This project is a Flask-based AI chat application featuring intelligent responses from various language models and embeddings. It includes file uploading, cryptocurrency swapping, and a delegator system to manage multiple agents. The application, along with a dApp for agent interaction, runs locally and is containerized with Docker.

Pre-requisites

  • Download Ollamafor your operating system
  • Then after finishing installation pull these two models:

ollama pull llama3.2:3b

ollama pull nomic-embed-text

Run with Docker Compose

Docker compose will build and run two containers. One will be for the agents, the other will be for the UI.

  1. Ensure you're in the submodules/moragents_dockers folder

    $ cd submodules/moragents_dockers
  2. Build Images and Launch Containers:

    1. For Intel / AMD / x86_64
      docker-compose up
    2. For Apple silicon (M1, M2, M3, etc)
      docker-compose -f docker-compose-apple.yml up

Open in the browser: http://localhost:3333/

Docker build will download the model. The first time that one of the agents are called, the model will be loaded into memory and this instance will be shared between all agents.

Agents

Five agents are included:

Data Agent

This agent provides real-time pricing and other cryptoasset metrics by pulling data from CoinGecko and DefiLlama APIs.

It currently supports the following metrics:

  • current price of coins
  • current price of NFT collections
  • market cap
  • fully diluted valuation
  • total value locked

It is possible to ask questions about assets by referring to them either by their name or their ticker symbol.

#### [Assigned task 1]
In the chat application text, which compose file is used to launch the containers on Apple silicon?
#### [Assigned task 2]
Go on with the text about the Flask chat application, picking up after its last sentence.

#### [Dataset]
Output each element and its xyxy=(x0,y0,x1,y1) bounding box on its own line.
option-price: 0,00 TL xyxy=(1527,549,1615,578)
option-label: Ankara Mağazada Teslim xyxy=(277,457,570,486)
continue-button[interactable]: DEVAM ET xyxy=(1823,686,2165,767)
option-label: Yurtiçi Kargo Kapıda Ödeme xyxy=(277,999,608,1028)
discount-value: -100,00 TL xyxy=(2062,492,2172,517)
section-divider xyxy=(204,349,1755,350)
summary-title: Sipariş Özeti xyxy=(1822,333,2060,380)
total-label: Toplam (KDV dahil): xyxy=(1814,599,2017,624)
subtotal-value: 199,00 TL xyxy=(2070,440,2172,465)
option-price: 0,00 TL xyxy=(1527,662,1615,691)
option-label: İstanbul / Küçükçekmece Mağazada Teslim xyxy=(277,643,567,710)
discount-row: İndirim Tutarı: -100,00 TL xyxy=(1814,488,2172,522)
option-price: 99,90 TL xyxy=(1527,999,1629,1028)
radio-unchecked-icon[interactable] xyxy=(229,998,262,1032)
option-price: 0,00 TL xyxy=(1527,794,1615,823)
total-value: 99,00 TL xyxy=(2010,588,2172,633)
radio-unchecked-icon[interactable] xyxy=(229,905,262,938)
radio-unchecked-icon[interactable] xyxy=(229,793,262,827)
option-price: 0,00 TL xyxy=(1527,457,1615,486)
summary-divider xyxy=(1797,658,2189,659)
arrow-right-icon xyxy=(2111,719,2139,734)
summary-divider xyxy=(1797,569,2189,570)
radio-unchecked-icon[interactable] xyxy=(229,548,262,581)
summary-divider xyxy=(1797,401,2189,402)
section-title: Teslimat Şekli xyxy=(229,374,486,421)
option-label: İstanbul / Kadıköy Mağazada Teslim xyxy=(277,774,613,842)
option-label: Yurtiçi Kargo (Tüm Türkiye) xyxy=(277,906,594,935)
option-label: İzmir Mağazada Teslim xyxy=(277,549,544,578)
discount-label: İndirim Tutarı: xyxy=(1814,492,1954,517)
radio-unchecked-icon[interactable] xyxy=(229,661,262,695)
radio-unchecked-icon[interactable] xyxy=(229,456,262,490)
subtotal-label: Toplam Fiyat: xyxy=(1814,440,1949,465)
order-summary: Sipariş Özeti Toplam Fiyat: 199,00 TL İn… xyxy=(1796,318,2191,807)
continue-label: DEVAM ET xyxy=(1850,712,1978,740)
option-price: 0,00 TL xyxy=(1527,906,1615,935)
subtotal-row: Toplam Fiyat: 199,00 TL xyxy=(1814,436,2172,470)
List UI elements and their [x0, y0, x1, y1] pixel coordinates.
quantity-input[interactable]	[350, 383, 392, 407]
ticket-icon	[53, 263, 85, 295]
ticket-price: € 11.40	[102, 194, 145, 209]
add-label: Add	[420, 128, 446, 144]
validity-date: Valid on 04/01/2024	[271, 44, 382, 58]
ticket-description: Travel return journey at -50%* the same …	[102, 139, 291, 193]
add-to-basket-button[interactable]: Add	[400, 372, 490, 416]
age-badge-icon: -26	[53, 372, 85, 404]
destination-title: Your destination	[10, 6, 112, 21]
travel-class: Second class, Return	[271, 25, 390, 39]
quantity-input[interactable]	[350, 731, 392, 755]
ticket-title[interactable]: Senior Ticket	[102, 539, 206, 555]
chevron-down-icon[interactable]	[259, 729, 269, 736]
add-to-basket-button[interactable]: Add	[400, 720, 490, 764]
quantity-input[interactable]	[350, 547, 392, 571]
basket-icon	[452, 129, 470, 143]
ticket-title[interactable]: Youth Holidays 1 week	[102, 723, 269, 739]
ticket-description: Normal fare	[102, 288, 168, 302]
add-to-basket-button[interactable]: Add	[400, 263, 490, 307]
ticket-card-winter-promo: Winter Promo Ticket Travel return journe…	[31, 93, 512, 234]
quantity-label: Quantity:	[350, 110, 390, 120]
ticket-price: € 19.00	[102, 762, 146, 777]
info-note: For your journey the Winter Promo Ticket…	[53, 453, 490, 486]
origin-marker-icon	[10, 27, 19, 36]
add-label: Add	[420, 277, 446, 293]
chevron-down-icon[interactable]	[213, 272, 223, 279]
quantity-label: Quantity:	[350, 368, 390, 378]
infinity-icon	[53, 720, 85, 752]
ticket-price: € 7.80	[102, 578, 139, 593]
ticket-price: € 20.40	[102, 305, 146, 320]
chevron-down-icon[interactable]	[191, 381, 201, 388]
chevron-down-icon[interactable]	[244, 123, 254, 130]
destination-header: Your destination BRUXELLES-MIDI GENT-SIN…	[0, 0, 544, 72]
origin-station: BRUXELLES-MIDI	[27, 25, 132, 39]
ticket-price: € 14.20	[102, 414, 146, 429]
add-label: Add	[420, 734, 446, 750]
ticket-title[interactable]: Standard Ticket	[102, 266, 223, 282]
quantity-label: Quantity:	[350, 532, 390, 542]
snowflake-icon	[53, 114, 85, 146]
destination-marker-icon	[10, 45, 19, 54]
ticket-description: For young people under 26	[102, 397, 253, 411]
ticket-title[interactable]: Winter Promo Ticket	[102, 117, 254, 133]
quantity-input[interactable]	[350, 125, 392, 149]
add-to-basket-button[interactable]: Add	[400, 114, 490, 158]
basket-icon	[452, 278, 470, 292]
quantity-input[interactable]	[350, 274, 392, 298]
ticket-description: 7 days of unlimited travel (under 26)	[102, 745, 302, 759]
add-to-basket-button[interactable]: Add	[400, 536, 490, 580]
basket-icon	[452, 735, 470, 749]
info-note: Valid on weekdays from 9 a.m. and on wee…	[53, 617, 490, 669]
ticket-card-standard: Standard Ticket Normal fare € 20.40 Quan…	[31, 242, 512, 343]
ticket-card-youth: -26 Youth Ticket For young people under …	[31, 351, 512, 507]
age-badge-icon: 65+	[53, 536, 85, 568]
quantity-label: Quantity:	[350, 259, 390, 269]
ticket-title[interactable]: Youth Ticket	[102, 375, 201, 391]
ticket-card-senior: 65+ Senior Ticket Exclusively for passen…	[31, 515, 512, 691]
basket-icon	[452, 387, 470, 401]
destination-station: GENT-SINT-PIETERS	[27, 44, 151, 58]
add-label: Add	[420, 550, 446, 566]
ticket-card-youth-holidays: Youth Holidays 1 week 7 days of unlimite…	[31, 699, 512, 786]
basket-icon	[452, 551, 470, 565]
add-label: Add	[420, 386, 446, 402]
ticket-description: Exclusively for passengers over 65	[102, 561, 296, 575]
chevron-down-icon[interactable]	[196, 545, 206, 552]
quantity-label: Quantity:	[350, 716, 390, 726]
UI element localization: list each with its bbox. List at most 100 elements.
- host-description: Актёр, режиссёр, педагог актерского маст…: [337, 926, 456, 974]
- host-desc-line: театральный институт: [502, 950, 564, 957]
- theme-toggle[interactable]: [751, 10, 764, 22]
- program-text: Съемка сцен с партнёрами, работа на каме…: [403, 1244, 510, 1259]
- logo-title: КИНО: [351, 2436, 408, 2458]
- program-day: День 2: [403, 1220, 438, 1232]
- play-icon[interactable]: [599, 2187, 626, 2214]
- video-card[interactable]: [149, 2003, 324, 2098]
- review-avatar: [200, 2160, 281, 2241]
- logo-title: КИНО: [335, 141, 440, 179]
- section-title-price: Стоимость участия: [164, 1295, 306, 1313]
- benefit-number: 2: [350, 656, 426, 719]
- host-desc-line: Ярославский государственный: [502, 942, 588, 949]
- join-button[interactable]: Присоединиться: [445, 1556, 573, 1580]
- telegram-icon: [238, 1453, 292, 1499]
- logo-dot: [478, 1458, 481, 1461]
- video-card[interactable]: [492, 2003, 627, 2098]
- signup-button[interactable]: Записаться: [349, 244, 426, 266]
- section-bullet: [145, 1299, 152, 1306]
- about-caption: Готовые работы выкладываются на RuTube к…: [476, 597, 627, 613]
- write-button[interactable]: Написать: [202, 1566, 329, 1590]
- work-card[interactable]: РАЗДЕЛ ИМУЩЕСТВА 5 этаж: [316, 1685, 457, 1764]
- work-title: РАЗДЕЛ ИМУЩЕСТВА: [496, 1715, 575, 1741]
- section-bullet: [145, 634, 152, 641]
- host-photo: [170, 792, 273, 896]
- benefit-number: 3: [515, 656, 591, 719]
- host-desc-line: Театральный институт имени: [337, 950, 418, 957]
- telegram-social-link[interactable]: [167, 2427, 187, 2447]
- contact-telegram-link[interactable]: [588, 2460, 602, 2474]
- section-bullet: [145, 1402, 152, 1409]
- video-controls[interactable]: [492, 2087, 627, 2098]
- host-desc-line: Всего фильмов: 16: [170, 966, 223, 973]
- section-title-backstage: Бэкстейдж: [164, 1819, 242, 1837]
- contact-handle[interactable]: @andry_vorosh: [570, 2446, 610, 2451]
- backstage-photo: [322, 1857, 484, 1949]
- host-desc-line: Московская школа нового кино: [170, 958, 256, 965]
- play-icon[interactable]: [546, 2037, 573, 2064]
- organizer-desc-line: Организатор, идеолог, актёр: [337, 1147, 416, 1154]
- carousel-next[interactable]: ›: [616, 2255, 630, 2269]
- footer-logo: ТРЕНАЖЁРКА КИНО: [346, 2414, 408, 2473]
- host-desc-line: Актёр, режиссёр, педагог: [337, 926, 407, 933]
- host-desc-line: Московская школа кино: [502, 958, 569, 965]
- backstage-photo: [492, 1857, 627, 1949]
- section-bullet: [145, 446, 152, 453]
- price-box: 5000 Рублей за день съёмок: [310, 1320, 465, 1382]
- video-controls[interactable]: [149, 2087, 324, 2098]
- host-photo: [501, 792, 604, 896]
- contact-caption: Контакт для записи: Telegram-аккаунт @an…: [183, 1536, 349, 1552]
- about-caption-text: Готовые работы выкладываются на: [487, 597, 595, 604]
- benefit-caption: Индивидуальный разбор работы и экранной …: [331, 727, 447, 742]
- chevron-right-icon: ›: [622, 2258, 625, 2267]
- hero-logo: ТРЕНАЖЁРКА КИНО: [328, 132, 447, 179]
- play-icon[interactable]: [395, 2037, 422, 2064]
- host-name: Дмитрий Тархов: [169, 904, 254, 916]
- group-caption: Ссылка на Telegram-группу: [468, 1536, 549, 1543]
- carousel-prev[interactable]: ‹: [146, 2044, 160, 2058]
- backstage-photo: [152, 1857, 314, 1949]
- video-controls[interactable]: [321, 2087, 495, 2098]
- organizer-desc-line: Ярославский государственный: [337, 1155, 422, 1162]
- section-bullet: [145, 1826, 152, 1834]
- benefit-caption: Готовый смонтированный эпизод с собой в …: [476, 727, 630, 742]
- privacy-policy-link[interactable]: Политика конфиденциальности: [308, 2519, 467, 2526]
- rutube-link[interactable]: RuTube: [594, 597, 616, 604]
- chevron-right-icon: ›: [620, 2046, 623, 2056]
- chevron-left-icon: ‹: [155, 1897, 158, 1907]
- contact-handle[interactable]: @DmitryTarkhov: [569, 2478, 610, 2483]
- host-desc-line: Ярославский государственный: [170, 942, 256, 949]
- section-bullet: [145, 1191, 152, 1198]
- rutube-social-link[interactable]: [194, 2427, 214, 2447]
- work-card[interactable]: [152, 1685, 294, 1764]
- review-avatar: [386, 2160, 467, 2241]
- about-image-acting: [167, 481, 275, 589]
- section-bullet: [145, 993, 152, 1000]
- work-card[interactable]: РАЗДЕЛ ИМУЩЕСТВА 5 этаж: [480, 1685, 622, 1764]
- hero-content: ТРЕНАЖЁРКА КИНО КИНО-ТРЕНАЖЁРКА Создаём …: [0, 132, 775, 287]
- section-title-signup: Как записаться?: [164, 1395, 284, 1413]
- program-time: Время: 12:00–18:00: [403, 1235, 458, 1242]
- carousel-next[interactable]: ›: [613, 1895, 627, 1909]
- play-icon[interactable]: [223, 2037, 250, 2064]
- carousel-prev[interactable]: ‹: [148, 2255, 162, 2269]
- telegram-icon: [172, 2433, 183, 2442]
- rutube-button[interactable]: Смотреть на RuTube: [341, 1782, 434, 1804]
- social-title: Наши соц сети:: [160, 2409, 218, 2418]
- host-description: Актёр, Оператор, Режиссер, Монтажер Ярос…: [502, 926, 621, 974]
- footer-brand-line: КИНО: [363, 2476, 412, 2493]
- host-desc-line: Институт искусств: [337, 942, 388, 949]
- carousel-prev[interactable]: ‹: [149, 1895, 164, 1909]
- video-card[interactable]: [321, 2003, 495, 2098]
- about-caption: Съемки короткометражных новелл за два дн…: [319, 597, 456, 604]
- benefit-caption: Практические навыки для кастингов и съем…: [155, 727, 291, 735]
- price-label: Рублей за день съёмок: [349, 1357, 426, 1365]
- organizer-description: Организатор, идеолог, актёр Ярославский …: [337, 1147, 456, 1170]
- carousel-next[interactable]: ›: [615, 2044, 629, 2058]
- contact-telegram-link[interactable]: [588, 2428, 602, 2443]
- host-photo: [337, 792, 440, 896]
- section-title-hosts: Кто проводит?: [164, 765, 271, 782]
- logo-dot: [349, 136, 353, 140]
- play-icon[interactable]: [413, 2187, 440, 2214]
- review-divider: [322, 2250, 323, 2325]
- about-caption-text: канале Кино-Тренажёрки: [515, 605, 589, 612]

#### [Task answer 1]
docker-compose-apple.yml

#### [Task answer 2]
Swap Agent

This agent will enable you to perform swaps between cryptoassets. It should be used with the accompanying UI which provides a browser-based front-end to chat with the agent, display quotes and sign transactions.

A typical flow looks like this:

  • User requests a swap, e.g "I want to swap ETH for USDC"
  • The agent requests any missing information, e.g. in this case the amount is missing
  • Once all the information hase been collected, the agent looks up the assets on the current chain, retrieves contract addresses and generates a quote if available.
  • The quote is shown to the user, who may either proceed or cancel
  • If the user accepts the quote, the swap may proceed. The back-end will generate transactions which will be sent to the front-end to be signed by the user's wallet.
  • If the allowance for the token being sold is too low, an approval transaction will be generated first

RAG Agent

This agent will answer questions about an uploaded PDF file.

Tweet Sizzler Agent

This agent will let you generate tweets, edit with a WSYWIG. Provided you enter API creds in the Settings you can also directly post to your X account.

MOR Rewards Agent

Ask the agent to check your MOR rewards and it will retrieve claimable MOR stats from both capital and coder pools.


Delegator

The Delegator handles user queries by analyzing the prompt and delegating it to the appropriate agent.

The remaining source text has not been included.